[Records about charts and figures]

START

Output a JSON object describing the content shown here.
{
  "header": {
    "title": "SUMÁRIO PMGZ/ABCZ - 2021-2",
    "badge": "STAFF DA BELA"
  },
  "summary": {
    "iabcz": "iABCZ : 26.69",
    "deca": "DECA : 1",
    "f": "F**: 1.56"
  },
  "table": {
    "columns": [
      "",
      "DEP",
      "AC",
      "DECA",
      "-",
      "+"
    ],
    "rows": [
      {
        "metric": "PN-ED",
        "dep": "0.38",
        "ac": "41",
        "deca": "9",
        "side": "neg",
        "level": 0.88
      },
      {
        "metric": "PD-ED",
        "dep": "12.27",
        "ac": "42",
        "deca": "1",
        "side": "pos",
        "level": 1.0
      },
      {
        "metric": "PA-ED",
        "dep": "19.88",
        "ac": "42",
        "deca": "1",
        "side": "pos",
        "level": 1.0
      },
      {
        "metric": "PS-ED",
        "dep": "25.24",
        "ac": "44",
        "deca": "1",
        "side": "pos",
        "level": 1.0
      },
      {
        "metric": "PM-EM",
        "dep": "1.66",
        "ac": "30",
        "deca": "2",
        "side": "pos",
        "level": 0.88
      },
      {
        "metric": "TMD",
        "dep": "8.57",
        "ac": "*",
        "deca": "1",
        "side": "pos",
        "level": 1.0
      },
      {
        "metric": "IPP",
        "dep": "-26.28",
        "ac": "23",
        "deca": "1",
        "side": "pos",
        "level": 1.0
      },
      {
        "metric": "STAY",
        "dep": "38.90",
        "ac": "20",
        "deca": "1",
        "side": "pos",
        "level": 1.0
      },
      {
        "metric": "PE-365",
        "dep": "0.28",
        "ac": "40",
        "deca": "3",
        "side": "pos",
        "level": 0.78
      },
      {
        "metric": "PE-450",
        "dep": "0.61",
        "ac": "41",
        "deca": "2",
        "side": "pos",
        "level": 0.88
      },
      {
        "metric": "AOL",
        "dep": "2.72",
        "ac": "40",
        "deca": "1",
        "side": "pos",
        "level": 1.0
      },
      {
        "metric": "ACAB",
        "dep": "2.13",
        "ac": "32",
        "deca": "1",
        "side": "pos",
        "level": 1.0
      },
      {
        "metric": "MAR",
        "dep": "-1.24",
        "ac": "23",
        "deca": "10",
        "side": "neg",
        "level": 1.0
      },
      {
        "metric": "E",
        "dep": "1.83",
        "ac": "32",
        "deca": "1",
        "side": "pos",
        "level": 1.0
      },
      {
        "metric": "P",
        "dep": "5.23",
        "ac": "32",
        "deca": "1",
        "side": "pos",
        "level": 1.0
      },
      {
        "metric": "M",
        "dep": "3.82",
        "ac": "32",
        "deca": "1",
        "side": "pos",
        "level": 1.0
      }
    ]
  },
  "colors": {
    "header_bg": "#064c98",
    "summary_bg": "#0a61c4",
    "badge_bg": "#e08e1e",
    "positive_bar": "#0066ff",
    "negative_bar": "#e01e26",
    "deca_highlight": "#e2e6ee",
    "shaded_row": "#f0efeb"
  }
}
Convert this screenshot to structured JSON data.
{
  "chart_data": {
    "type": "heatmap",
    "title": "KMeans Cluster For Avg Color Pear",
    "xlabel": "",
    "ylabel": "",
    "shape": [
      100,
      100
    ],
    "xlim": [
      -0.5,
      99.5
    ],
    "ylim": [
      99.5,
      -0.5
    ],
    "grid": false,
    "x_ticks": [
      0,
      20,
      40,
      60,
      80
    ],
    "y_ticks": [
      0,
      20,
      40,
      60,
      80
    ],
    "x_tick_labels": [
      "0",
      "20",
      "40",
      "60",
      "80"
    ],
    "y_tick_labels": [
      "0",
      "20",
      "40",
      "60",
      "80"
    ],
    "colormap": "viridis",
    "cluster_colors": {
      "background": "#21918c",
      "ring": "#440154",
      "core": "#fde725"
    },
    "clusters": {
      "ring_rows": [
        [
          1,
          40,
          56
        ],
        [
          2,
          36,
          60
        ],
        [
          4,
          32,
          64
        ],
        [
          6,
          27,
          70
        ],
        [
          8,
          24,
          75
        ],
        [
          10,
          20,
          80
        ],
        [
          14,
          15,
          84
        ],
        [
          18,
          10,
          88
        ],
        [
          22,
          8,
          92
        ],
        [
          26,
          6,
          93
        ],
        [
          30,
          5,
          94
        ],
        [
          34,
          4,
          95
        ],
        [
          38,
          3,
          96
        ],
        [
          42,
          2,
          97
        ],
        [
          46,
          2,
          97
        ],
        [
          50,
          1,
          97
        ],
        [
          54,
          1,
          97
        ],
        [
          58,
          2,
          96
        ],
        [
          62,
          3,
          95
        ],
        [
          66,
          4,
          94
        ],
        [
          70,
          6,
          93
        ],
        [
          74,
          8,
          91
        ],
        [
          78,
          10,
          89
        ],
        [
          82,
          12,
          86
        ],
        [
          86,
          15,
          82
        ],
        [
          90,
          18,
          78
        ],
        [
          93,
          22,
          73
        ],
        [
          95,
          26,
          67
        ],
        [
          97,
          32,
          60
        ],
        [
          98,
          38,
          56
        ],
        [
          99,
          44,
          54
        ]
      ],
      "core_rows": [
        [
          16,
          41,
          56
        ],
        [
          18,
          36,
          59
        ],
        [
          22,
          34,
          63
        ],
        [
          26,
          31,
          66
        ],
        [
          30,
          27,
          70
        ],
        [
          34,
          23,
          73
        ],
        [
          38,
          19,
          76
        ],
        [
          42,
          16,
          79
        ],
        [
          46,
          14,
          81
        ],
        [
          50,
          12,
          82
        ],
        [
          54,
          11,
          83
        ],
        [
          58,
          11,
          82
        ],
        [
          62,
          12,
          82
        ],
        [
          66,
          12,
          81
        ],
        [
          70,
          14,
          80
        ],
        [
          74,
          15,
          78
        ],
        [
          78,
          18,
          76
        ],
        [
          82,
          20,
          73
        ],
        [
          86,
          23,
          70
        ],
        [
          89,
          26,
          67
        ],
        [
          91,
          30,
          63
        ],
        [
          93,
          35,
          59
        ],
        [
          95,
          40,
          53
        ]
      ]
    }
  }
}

END

WHAT IS EXPECTED:
Report each line in the data that holds the word "title".

RESULT:
    "title": "SUMÁRIO PMGZ/ABCZ - 2021-2",
    "title": "KMeans Cluster For Avg Color Pear",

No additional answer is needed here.